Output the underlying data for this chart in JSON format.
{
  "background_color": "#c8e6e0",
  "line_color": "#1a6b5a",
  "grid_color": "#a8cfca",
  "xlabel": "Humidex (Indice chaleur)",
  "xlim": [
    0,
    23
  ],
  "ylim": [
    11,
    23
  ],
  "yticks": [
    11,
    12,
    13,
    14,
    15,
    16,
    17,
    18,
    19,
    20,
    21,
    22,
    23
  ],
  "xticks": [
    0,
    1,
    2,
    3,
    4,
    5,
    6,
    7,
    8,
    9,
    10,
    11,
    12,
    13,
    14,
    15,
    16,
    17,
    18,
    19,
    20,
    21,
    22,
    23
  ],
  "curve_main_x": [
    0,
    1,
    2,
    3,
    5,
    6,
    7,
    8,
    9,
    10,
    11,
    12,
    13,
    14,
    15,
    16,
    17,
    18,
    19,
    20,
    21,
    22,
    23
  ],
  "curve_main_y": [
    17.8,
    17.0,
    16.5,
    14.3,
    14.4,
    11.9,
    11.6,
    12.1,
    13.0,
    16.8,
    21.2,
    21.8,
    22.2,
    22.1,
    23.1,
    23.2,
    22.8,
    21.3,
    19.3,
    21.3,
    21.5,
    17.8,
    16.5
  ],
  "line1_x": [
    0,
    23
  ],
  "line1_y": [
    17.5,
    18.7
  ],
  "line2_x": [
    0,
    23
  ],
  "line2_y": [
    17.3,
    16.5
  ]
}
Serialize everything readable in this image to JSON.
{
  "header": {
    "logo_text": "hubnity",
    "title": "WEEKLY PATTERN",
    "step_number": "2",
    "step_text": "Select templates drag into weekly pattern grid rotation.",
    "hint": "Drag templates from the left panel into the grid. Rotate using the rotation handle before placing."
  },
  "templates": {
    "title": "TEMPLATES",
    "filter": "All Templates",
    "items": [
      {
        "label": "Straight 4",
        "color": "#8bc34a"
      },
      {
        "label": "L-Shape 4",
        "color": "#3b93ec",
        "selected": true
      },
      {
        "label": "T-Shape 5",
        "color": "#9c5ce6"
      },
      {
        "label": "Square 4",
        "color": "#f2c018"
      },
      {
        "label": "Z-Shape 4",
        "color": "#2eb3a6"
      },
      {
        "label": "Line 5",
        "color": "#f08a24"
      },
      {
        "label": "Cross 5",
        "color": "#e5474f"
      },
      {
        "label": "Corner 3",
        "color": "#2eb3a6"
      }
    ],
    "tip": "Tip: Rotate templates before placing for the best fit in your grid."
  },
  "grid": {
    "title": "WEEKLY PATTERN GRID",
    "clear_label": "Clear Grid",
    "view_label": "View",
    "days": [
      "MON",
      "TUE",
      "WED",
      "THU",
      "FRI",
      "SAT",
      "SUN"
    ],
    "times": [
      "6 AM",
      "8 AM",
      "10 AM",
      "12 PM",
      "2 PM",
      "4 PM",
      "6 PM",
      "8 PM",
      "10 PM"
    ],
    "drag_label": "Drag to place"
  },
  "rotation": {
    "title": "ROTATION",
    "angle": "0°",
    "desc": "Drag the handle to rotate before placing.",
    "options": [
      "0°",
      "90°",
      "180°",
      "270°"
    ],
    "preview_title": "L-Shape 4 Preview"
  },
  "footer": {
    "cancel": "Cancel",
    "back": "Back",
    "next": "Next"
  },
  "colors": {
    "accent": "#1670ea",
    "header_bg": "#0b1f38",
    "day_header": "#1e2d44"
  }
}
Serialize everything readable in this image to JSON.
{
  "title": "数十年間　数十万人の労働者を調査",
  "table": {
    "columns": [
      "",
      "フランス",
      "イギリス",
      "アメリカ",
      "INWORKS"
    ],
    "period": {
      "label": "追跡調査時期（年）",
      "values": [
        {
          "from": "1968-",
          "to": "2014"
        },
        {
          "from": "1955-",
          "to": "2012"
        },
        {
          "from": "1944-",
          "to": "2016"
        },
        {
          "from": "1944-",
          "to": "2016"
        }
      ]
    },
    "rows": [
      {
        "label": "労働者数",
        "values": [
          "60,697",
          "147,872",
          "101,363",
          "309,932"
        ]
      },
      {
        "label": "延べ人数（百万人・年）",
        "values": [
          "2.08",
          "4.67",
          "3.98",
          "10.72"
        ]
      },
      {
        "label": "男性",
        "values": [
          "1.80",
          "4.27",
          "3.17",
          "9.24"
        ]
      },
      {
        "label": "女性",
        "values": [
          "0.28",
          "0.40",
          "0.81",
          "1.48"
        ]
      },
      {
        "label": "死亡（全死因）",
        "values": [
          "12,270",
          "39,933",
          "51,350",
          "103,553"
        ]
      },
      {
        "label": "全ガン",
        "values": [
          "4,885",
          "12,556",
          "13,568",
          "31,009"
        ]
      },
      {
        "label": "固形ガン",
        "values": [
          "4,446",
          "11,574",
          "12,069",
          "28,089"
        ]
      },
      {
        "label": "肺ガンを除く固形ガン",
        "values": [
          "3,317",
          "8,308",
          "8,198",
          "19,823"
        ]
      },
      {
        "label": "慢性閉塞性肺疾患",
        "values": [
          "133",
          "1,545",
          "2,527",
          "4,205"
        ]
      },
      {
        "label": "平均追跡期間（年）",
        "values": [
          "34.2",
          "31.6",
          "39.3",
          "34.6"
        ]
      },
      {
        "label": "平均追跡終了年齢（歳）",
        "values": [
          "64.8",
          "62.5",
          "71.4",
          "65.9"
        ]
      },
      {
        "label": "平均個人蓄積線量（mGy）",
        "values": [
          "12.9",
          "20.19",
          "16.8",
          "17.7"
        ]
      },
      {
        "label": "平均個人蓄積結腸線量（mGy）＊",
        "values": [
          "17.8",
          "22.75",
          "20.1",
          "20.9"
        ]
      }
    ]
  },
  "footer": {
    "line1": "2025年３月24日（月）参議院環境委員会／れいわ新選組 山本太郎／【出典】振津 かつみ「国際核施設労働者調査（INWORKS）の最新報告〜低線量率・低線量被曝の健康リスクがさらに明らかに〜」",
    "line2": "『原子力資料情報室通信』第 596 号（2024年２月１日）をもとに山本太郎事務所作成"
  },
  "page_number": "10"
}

--------

■ **PROBLEM DESCRIPTION**: Return the material exactly as it stands.

■ **ANSWER TO THIS EXERCISE**:
Output the underlying data for this chart in JSON format.
{
  "background_color": "#c8e6e0",
  "line_color": "#1a6b5a",
  "grid_color": "#a8cfca",
  "xlabel": "Humidex (Indice chaleur)",
  "xlim": [
    0,
    23
  ],
  "ylim": [
    11,
    23
  ],
  "yticks": [
    11,
    12,
    13,
    14,
    15,
    16,
    17,
    18,
    19,
    20,
    21,
    22,
    23
  ],
  "xticks": [
    0,
    1,
    2,
    3,
    4,
    5,
    6,
    7,
    8,
    9,
    10,
    11,
    12,
    13,
    14,
    15,
    16,
    17,
    18,
    19,
    20,
    21,
    22,
    23
  ],
  "curve_main_x": [
    0,
    1,
    2,
    3,
    5,
    6,
    7,
    8,
    9,
    10,
    11,
    12,
    13,
    14,
    15,
    16,
    17,
    18,
    19,
    20,
    21,
    22,
    23
  ],
  "curve_main_y": [
    17.8,
    17.0,
    16.5,
    14.3,
    14.4,
    11.9,
    11.6,
    12.1,
    13.0,
    16.8,
    21.2,
    21.8,
    22.2,
    22.1,
    23.1,
    23.2,
    22.8,
    21.3,
    19.3,
    21.3,
    21.5,
    17.8,
    16.5
  ],
  "line1_x": [
    0,
    23
  ],
  "line1_y": [
    17.5,
    18.7
  ],
  "line2_x": [
    0,
    23
  ],
  "line2_y": [
    17.3,
    16.5
  ]
}
Serialize everything readable in this image to JSON.
{
  "header": {
    "logo_text": "hubnity",
    "title": "WEEKLY PATTERN",
    "step_number": "2",
    "step_text": "Select templates drag into weekly pattern grid rotation.",
    "hint": "Drag templates from the left panel into the grid. Rotate using the rotation handle before placing."
  },
  "templates": {
    "title": "TEMPLATES",
    "filter": "All Templates",
    "items": [
      {
        "label": "Straight 4",
        "color": "#8bc34a"
      },
      {
        "label": "L-Shape 4",
        "color": "#3b93ec",
        "selected": true
      },
      {
        "label": "T-Shape 5",
        "color": "#9c5ce6"
      },
      {
        "label": "Square 4",
        "color": "#f2c018"
      },
      {
        "label": "Z-Shape 4",
        "color": "#2eb3a6"
      },
      {
        "label": "Line 5",
        "color": "#f08a24"
      },
      {
        "label": "Cross 5",
        "color": "#e5474f"
      },
      {
        "label": "Corner 3",
        "color": "#2eb3a6"
      }
    ],
    "tip": "Tip: Rotate templates before placing for the best fit in your grid."
  },
  "grid": {
    "title": "WEEKLY PATTERN GRID",
    "clear_label": "Clear Grid",
    "view_label": "View",
    "days": [
      "MON",
      "TUE",
      "WED",
      "THU",
      "FRI",
      "SAT",
      "SUN"
    ],
    "times": [
      "6 AM",
      "8 AM",
      "10 AM",
      "12 PM",
      "2 PM",
      "4 PM",
      "6 PM",
      "8 PM",
      "10 PM"
    ],
    "drag_label": "Drag to place"
  },
  "rotation": {
    "title": "ROTATION",
    "angle": "0°",
    "desc": "Drag the handle to rotate before placing.",
    "options": [
      "0°",
      "90°",
      "180°",
      "270°"
    ],
    "preview_title": "L-Shape 4 Preview"
  },
  "footer": {
    "cancel": "Cancel",
    "back": "Back",
    "next": "Next"
  },
  "colors": {
    "accent": "#1670ea",
    "header_bg": "#0b1f38",
    "day_header": "#1e2d44"
  }
}
Serialize everything readable in this image to JSON.
{
  "title": "数十年間　数十万人の労働者を調査",
  "table": {
    "columns": [
      "",
      "フランス",
      "イギリス",
      "アメリカ",
      "INWORKS"
    ],
    "period": {
      "label": "追跡調査時期（年）",
      "values": [
        {
          "from": "1968-",
          "to": "2014"
        },
        {
          "from": "1955-",
          "to": "2012"
        },
        {
          "from": "1944-",
          "to": "2016"
        },
        {
          "from": "1944-",
          "to": "2016"
        }
      ]
    },
    "rows": [
      {
        "label": "労働者数",
        "values": [
          "60,697",
          "147,872",
          "101,363",
          "309,932"
        ]
      },
      {
        "label": "延べ人数（百万人・年）",
        "values": [
          "2.08",
          "4.67",
          "3.98",
          "10.72"
        ]
      },
      {
        "label": "男性",
        "values": [
          "1.80",
          "4.27",
          "3.17",
          "9.24"
        ]
      },
      {
        "label": "女性",
        "values": [
          "0.28",
          "0.40",
          "0.81",
          "1.48"
        ]
      },
      {
        "label": "死亡（全死因）",
        "values": [
          "12,270",
          "39,933",
          "51,350",
          "103,553"
        ]
      },
      {
        "label": "全ガン",
        "values": [
          "4,885",
          "12,556",
          "13,568",
          "31,009"
        ]
      },
      {
        "label": "固形ガン",
        "values": [
          "4,446",
          "11,574",
          "12,069",
          "28,089"
        ]
      },
      {
        "label": "肺ガンを除く固形ガン",
        "values": [
          "3,317",
          "8,308",
          "8,198",
          "19,823"
        ]
      },
      {
        "label": "慢性閉塞性肺疾患",
        "values": [
          "133",
          "1,545",
          "2,527",
          "4,205"
        ]
      },
      {
        "label": "平均追跡期間（年）",
        "values": [
          "34.2",
          "31.6",
          "39.3",
          "34.6"
        ]
      },
      {
        "label": "平均追跡終了年齢（歳）",
        "values": [
          "64.8",
          "62.5",
          "71.4",
          "65.9"
        ]
      },
      {
        "label": "平均個人蓄積線量（mGy）",
        "values": [
          "12.9",
          "20.19",
          "16.8",
          "17.7"
        ]
      },
      {
        "label": "平均個人蓄積結腸線量（mGy）＊",
        "values": [
          "17.8",
          "22.75",
          "20.1",
          "20.9"
        ]
      }
    ]
  },
  "footer": {
    "line1": "2025年３月24日（月）参議院環境委員会／れいわ新選組 山本太郎／【出典】振津 かつみ「国際核施設労働者調査（INWORKS）の最新報告〜低線量率・低線量被曝の健康リスクがさらに明らかに〜」",
    "line2": "『原子力資料情報室通信』第 596 号（2024年２月１日）をもとに山本太郎事務所作成"
  },
  "page_number": "10"
}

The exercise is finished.